Secção do documento:
---*---
Language of document : ECLI:EU:C:2017:992

Processos apensos C397/16 e C435/16

Acacia Srl

contra

Pneusgarda Srl

e

Audi AG

e

Acacia Srl

e

Rolando D’Amato

contra

Dr. Ing. h.c.F. Porsche AG

(pedidos de decisão prejudicial apresentados pela Corte d’appello di Milano e pelo Bundesgerichtshof)

«Reenvio prejudicial — Regulamento (CE) n.o 6/2002 — Desenhos ou modelos comunitários — Artigo 110.o, n.o 1 — Falta de proteção — Cláusula denominada “de reparação” — Conceito de “componente de produtos complexos” — Reparação do produto complexo no sentido de lhe restituir a sua aparência original — Medidas que devem ser adotadas pelo utilizador para invocar a cláusula denominada “de reparação” — Jante automóvel réplica idêntica ao modelo de jante original»

Sumário – Acórdão do Tribunal de Justiça (Segunda Secção) de 20 de dezembro de 2017

1.        Processo judicial – Fase oral do processo – Reabertura – Obrigação de reabrir a fase oral do processo para permitir que as partes apresentem observações sobre questões de direito suscitadas nas conclusões do advogadogeral – Inexistência

(Artigo 252.°, segundo parágrafo, TFUE; Regulamento de Processo do Tribunal de Justiça, artigo 83.°)

2.        Desenhos ou modelos comunitários – Disposições finais – Inexistência de proteção ao abrigo de desenho ou modelo respeitante a um componente de um produto complexo utilizado com o objetivo de permitir a reparação desse produto complexo no sentido de lhe restituir a sua aparência original – Aplicação de uma cláusula denominada «de reparação» – Requisitos

[Regulamento n.° 6/2002 do Conselho, artigos 3.°, alínea a), 19.°, n.° 1, e 110.°, n.° 1]

3.        Desenhos ou modelos comunitários – Disposições finais – Inexistência de proteção ao abrigo de desenho ou modelo respeitante a um componente de um produto complexo utilizado com o objetivo de permitir a reparação desse produto complexo no sentido de lhe restituir a sua aparência original – Aplicação de uma cláusula denominada «de reparação» – Medidas a adotar pelo fabricante ou pelo vendedor de um componente de um produto complexo para invocar a referida cláusula – Dever de diligência quanto ao respeito das condições de utilização por parte dos utilizadores a jusante

(Regulamento n.° 6/2002 do Conselho, artigo 110.°, n.° 1)
---*---
Exercício proposto 1:
Responda com base no sumário do acórdão:
(a) Que tribunais apresentaram os pedidos de decisão prejudicial?
(b) Que secção do Tribunal de Justiça proferiu o acórdão, e em que data?
(c) Que artigo do Regulamento de Processo do Tribunal de Justiça é citado no ponto 1?
Exercício proposto 2: Extraia do sumário do acórdão o trecho de "Sumário – Acórdão do" a "Justiça, artigo 83.°)", sem lhe alterar nada.
Exercício proposto 3: Prossiga o sumário do acórdão a partir do ponto em que termina.
A listagem não tem qualquer papel nisto.

Listagem fornecida:
---*---
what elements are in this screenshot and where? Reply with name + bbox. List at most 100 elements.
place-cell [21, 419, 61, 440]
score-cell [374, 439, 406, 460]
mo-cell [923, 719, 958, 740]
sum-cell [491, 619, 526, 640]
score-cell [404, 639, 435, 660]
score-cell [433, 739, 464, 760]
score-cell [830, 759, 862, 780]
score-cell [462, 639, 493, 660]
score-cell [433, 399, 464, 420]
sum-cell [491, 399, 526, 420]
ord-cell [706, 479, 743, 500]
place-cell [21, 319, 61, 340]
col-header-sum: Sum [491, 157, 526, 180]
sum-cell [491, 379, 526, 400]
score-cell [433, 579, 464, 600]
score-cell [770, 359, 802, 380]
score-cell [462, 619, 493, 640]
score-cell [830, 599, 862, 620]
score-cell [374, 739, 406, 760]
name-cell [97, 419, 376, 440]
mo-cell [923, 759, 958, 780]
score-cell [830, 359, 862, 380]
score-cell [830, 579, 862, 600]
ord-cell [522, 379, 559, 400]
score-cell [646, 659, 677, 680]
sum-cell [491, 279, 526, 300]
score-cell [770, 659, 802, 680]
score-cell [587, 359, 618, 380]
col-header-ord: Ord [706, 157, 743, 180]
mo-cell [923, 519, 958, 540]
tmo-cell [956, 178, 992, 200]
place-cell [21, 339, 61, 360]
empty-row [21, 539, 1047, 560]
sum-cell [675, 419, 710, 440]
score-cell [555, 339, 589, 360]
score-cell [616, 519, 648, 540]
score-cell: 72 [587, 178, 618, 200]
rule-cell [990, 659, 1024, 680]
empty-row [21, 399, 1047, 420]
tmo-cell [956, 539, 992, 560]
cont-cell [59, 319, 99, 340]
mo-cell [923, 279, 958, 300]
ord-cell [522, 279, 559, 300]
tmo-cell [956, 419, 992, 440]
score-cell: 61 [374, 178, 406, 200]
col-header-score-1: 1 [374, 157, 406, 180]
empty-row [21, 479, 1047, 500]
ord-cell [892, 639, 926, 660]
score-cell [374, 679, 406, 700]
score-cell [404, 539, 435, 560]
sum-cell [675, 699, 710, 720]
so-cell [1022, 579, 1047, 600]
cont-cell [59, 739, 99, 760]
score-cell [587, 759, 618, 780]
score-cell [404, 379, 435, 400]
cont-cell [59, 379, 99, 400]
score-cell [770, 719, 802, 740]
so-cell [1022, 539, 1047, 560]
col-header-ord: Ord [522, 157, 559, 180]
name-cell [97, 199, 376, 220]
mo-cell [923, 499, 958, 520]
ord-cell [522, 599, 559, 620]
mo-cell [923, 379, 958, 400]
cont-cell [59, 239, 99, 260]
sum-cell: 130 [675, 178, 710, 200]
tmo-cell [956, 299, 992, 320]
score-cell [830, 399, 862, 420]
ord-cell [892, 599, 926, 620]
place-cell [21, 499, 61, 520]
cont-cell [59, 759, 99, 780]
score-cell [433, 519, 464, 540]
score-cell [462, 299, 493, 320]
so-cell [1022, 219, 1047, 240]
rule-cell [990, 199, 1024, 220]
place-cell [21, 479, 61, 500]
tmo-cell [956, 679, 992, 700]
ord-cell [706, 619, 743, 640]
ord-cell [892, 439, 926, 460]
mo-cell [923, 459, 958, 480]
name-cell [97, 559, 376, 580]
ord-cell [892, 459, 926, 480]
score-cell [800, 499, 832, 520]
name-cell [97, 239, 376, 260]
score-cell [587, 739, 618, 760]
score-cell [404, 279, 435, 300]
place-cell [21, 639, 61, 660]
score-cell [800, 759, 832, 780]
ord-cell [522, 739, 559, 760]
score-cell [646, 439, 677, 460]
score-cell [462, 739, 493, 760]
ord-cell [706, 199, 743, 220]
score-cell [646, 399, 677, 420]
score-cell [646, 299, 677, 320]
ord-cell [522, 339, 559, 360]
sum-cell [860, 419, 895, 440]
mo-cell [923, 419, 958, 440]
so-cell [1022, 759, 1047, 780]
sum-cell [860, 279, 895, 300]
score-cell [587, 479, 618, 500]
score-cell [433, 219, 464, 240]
---*---
Resultado do exercício 1:
(a) A Corte d'appello di Milano e o Bundesgerichtshof.
(b) A Segunda Secção, a 20 de dezembro de 2017.
(c) O artigo 83.°.

Resultado do exercício 2:
Sumário – Acórdão do Tribunal de Justiça (Segunda Secção) de 20 de dezembro de 2017

1.        Processo judicial – Fase oral do processo – Reabertura – Obrigação de reabrir a fase oral do processo para permitir que as partes apresentem observações sobre questões de direito suscitadas nas conclusões do advogadogeral – Inexistência

(Artigo 252.°, segundo parágrafo, TFUE; Regulamento de Processo do Tribunal de Justiça, artigo 83.°)

Resultado do exercício 3:
4.        Desenhos ou modelos comunitários – Disposições finais – Inexistência de proteção ao abrigo de desenho ou modelo respeitante a um componente de um produto complexo utilizado com o objetivo de permitir a reparação desse produto complexo no sentido de lhe restituir a sua aparência original – Aplicação de uma cláusula denominada «de reparação» – Requisitos – Aparência do produto complexo que condiciona o desenho ou o modelo protegido – Inexistência

(Regulamento n.° 6/2002 do Conselho, artigos 19.°, n.° 1, e 110.°, n.° 1)

1.      V. texto da decisão.

(cf. n.os 26, 27)

2.      Nos termos do artigo 110.o, n.o 1, do Regulamento n.o 6/2002, não existe proteção a título de desenho ou modelo comunitário «para os desenhos ou modelos que constituam componentes de produtos complexos e que sejam utilizados, na aceção do n.o 1 do artigo 19.o, para possibilitar a reparação desses produtos complexos no sentido de lhes restituir a sua aparência original».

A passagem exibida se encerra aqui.